(The exercise): Wherever the string "Procurement" appears in a line, extract that line.

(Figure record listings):
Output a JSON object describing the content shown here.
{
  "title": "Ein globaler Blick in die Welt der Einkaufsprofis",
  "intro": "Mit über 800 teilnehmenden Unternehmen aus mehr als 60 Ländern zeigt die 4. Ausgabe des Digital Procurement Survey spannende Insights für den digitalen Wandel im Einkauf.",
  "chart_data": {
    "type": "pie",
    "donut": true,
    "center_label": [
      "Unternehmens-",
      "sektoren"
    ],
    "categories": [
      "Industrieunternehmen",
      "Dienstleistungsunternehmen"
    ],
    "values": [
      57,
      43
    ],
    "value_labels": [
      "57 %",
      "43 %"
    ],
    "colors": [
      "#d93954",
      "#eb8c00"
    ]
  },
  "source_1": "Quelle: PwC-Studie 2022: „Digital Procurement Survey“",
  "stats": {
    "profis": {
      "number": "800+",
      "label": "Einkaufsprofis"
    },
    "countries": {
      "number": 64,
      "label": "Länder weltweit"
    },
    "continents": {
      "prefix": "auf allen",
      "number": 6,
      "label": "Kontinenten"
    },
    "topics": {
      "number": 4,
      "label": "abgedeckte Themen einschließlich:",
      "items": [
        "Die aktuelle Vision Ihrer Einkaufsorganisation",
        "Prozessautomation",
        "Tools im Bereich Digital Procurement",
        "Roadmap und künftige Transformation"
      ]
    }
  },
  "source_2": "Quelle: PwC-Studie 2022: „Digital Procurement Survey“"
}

--

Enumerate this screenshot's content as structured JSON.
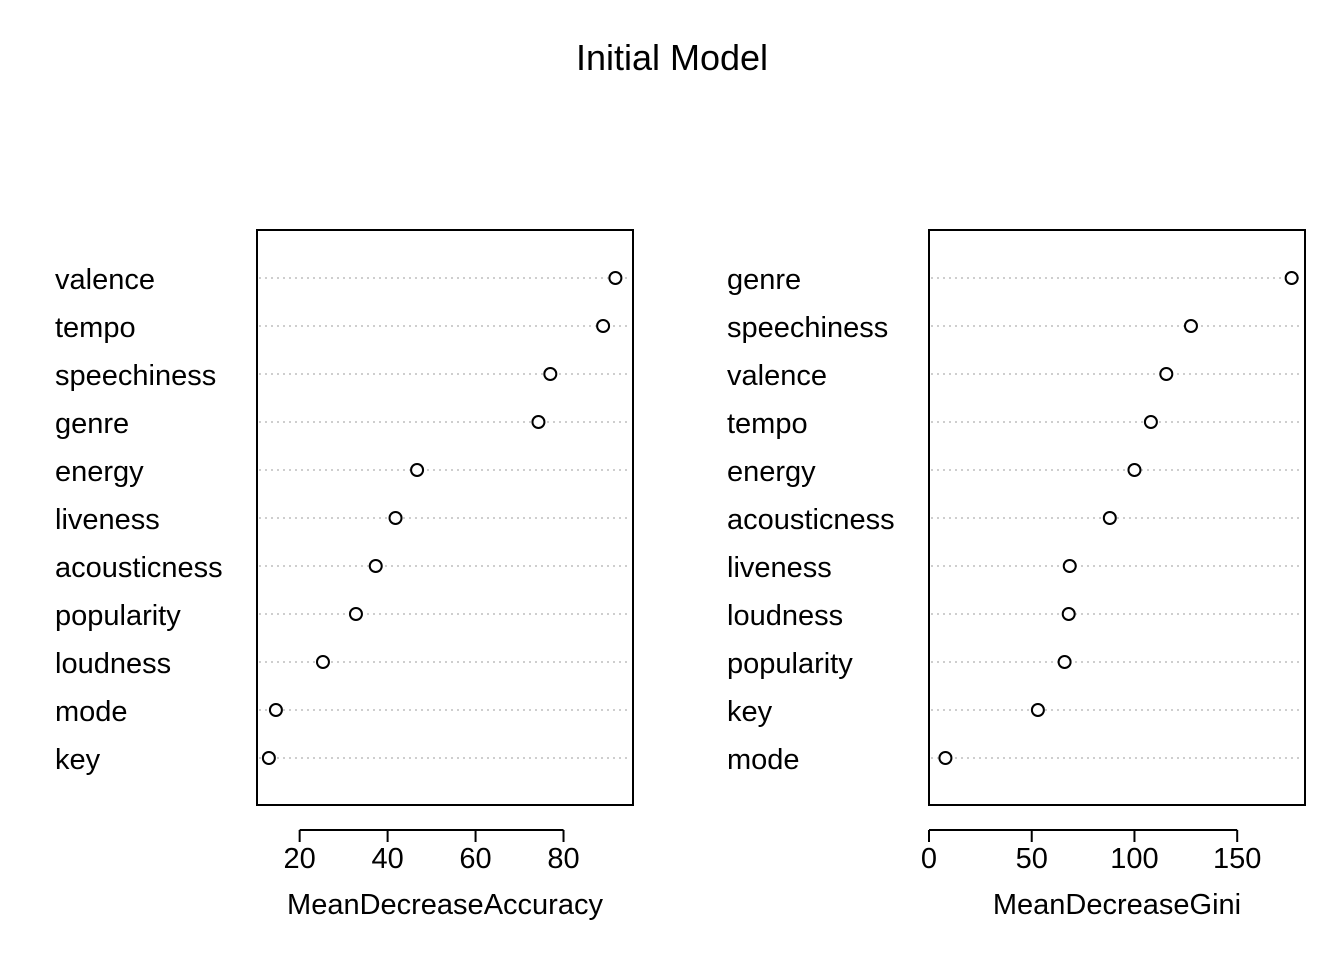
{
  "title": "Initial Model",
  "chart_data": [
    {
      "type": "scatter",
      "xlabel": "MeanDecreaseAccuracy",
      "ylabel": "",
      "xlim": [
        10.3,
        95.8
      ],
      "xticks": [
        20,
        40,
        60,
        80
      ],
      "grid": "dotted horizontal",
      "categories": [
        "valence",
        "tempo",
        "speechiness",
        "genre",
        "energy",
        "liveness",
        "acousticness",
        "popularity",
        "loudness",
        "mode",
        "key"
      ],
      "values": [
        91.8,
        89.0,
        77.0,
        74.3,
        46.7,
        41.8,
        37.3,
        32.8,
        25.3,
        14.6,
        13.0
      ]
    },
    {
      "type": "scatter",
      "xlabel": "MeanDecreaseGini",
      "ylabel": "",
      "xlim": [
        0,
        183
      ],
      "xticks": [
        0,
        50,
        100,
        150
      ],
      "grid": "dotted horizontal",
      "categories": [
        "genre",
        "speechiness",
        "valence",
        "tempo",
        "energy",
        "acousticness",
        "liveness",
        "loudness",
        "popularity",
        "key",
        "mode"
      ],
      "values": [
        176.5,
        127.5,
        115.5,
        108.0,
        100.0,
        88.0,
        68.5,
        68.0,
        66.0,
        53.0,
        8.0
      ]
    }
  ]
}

(Written response):
  "intro": "Mit über 800 teilnehmenden Unternehmen aus mehr als 60 Ländern zeigt die 4. Ausgabe des Digital Procurement Survey spannende Insights für den digitalen Wandel im Einkauf.",
  "source_1": "Quelle: PwC-Studie 2022: „Digital Procurement Survey“",
        "Tools im Bereich Digital Procurement",
  "source_2": "Quelle: PwC-Studie 2022: „Digital Procurement Survey“"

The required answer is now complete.